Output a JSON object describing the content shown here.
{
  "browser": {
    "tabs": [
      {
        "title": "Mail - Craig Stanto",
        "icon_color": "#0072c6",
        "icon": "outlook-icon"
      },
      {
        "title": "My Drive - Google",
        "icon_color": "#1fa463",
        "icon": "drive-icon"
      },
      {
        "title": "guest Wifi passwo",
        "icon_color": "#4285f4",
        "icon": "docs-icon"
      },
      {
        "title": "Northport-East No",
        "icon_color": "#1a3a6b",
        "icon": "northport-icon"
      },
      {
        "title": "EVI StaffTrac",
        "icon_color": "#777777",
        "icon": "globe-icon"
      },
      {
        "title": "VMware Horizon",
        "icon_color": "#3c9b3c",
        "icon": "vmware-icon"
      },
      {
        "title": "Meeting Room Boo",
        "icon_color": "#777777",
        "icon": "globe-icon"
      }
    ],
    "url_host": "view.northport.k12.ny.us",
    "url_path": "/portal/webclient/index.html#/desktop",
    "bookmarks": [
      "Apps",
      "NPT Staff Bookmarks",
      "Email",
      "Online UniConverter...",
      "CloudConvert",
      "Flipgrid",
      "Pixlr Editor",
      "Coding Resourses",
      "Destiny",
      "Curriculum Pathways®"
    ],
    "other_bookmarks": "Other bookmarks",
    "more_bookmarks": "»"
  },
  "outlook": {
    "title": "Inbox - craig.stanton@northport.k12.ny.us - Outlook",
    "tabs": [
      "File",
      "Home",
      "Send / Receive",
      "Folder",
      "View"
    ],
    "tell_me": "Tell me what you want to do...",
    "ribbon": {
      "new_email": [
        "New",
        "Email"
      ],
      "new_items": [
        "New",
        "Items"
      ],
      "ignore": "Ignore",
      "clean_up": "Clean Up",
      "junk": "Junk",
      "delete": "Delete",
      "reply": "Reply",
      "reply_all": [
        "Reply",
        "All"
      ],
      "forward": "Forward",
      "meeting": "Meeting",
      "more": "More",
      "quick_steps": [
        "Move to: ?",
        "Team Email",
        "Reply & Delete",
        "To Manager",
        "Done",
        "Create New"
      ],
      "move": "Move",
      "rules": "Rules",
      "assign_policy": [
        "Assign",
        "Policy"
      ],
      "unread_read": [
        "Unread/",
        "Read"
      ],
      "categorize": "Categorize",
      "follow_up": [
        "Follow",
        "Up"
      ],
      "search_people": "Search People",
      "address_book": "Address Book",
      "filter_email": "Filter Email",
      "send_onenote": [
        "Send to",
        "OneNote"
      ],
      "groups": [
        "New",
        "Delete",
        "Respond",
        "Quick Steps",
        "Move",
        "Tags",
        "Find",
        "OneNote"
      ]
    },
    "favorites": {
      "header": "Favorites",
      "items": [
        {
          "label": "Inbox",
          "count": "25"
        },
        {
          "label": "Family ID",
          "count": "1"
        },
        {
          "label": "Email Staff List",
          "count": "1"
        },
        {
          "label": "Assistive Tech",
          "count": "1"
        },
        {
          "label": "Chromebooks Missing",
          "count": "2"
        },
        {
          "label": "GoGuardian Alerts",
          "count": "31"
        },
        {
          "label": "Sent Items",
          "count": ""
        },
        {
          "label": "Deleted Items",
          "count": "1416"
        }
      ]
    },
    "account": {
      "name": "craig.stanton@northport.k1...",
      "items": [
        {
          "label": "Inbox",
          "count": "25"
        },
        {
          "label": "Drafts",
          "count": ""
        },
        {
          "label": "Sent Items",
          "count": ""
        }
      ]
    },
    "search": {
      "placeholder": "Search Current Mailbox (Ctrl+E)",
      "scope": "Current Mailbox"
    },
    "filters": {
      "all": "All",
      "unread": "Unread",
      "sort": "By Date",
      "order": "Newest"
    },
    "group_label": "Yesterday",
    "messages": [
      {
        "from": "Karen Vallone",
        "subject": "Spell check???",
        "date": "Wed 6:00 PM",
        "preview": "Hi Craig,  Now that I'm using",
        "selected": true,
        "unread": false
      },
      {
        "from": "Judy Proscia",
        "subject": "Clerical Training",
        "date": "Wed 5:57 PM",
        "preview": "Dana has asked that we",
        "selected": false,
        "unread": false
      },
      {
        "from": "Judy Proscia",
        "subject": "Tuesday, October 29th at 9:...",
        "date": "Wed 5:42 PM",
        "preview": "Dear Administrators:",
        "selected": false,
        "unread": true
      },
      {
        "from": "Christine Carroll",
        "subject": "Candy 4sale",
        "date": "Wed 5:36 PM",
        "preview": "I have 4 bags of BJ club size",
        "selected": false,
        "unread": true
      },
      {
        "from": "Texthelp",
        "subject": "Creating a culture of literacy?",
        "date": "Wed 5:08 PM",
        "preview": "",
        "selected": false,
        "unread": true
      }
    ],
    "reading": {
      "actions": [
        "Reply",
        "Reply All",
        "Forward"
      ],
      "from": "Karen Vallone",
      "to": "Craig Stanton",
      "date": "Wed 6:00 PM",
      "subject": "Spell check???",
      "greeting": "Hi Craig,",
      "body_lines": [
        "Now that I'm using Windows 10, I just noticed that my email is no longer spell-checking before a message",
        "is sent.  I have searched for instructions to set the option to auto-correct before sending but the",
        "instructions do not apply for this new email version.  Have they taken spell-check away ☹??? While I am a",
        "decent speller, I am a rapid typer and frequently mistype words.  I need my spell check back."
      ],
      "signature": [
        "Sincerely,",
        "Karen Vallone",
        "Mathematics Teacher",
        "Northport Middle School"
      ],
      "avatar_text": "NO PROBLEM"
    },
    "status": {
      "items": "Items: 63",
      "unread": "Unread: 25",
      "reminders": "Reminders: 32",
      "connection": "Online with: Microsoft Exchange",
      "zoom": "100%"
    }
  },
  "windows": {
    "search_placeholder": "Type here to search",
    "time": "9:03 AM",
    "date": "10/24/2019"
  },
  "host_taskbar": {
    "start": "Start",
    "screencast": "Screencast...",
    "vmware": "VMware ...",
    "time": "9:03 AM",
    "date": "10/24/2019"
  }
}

○ ○ ○

** Exercise **
Extract all of the data shown above without alteration.

** Finished exercise **
Output a JSON object describing the content shown here.
{
  "browser": {
    "tabs": [
      {
        "title": "Mail - Craig Stanto",
        "icon_color": "#0072c6",
        "icon": "outlook-icon"
      },
      {
        "title": "My Drive - Google",
        "icon_color": "#1fa463",
        "icon": "drive-icon"
      },
      {
        "title": "guest Wifi passwo",
        "icon_color": "#4285f4",
        "icon": "docs-icon"
      },
      {
        "title": "Northport-East No",
        "icon_color": "#1a3a6b",
        "icon": "northport-icon"
      },
      {
        "title": "EVI StaffTrac",
        "icon_color": "#777777",
        "icon": "globe-icon"
      },
      {
        "title": "VMware Horizon",
        "icon_color": "#3c9b3c",
        "icon": "vmware-icon"
      },
      {
        "title": "Meeting Room Boo",
        "icon_color": "#777777",
        "icon": "globe-icon"
      }
    ],
    "url_host": "view.northport.k12.ny.us",
    "url_path": "/portal/webclient/index.html#/desktop",
    "bookmarks": [
      "Apps",
      "NPT Staff Bookmarks",
      "Email",
      "Online UniConverter...",
      "CloudConvert",
      "Flipgrid",
      "Pixlr Editor",
      "Coding Resourses",
      "Destiny",
      "Curriculum Pathways®"
    ],
    "other_bookmarks": "Other bookmarks",
    "more_bookmarks": "»"
  },
  "outlook": {
    "title": "Inbox - craig.stanton@northport.k12.ny.us - Outlook",
    "tabs": [
      "File",
      "Home",
      "Send / Receive",
      "Folder",
      "View"
    ],
    "tell_me": "Tell me what you want to do...",
    "ribbon": {
      "new_email": [
        "New",
        "Email"
      ],
      "new_items": [
        "New",
        "Items"
      ],
      "ignore": "Ignore",
      "clean_up": "Clean Up",
      "junk": "Junk",
      "delete": "Delete",
      "reply": "Reply",
      "reply_all": [
        "Reply",
        "All"
      ],
      "forward": "Forward",
      "meeting": "Meeting",
      "more": "More",
      "quick_steps": [
        "Move to: ?",
        "Team Email",
        "Reply & Delete",
        "To Manager",
        "Done",
        "Create New"
      ],
      "move": "Move",
      "rules": "Rules",
      "assign_policy": [
        "Assign",
        "Policy"
      ],
      "unread_read": [
        "Unread/",
        "Read"
      ],
      "categorize": "Categorize",
      "follow_up": [
        "Follow",
        "Up"
      ],
      "search_people": "Search People",
      "address_book": "Address Book",
      "filter_email": "Filter Email",
      "send_onenote": [
        "Send to",
        "OneNote"
      ],
      "groups": [
        "New",
        "Delete",
        "Respond",
        "Quick Steps",
        "Move",
        "Tags",
        "Find",
        "OneNote"
      ]
    },
    "favorites": {
      "header": "Favorites",
      "items": [
        {
          "label": "Inbox",
          "count": "25"
        },
        {
          "label": "Family ID",
          "count": "1"
        },
        {
          "label": "Email Staff List",
          "count": "1"
        },
        {
          "label": "Assistive Tech",
          "count": "1"
        },
        {
          "label": "Chromebooks Missing",
          "count": "2"
        },
        {
          "label": "GoGuardian Alerts",
          "count": "31"
        },
        {
          "label": "Sent Items",
          "count": ""
        },
        {
          "label": "Deleted Items",
          "count": "1416"
        }
      ]
    },
    "account": {
      "name": "craig.stanton@northport.k1...",
      "items": [
        {
          "label": "Inbox",
          "count": "25"
        },
        {
          "label": "Drafts",
          "count": ""
        },
        {
          "label": "Sent Items",
          "count": ""
        }
      ]
    },
    "search": {
      "placeholder": "Search Current Mailbox (Ctrl+E)",
      "scope": "Current Mailbox"
    },
    "filters": {
      "all": "All",
      "unread": "Unread",
      "sort": "By Date",
      "order": "Newest"
    },
    "group_label": "Yesterday",
    "messages": [
      {
        "from": "Karen Vallone",
        "subject": "Spell check???",
        "date": "Wed 6:00 PM",
        "preview": "Hi Craig,  Now that I'm using",
        "selected": true,
        "unread": false
      },
      {
        "from": "Judy Proscia",
        "subject": "Clerical Training",
        "date": "Wed 5:57 PM",
        "preview": "Dana has asked that we",
        "selected": false,
        "unread": false
      },
      {
        "from": "Judy Proscia",
        "subject": "Tuesday, October 29th at 9:...",
        "date": "Wed 5:42 PM",
        "preview": "Dear Administrators:",
        "selected": false,
        "unread": true
      },
      {
        "from": "Christine Carroll",
        "subject": "Candy 4sale",
        "date": "Wed 5:36 PM",
        "preview": "I have 4 bags of BJ club size",
        "selected": false,
        "unread": true
      },
      {
        "from": "Texthelp",
        "subject": "Creating a culture of literacy?",
        "date": "Wed 5:08 PM",
        "preview": "",
        "selected": false,
        "unread": true
      }
    ],
    "reading": {
      "actions": [
        "Reply",
        "Reply All",
        "Forward"
      ],
      "from": "Karen Vallone",
      "to": "Craig Stanton",
      "date": "Wed 6:00 PM",
      "subject": "Spell check???",
      "greeting": "Hi Craig,",
      "body_lines": [
        "Now that I'm using Windows 10, I just noticed that my email is no longer spell-checking before a message",
        "is sent.  I have searched for instructions to set the option to auto-correct before sending but the",
        "instructions do not apply for this new email version.  Have they taken spell-check away ☹??? While I am a",
        "decent speller, I am a rapid typer and frequently mistype words.  I need my spell check back."
      ],
      "signature": [
        "Sincerely,",
        "Karen Vallone",
        "Mathematics Teacher",
        "Northport Middle School"
      ],
      "avatar_text": "NO PROBLEM"
    },
    "status": {
      "items": "Items: 63",
      "unread": "Unread: 25",
      "reminders": "Reminders: 32",
      "connection": "Online with: Microsoft Exchange",
      "zoom": "100%"
    }
  },
  "windows": {
    "search_placeholder": "Type here to search",
    "time": "9:03 AM",
    "date": "10/24/2019"
  },
  "host_taskbar": {
    "start": "Start",
    "screencast": "Screencast...",
    "vmware": "VMware ...",
    "time": "9:03 AM",
    "date": "10/24/2019"
  }
}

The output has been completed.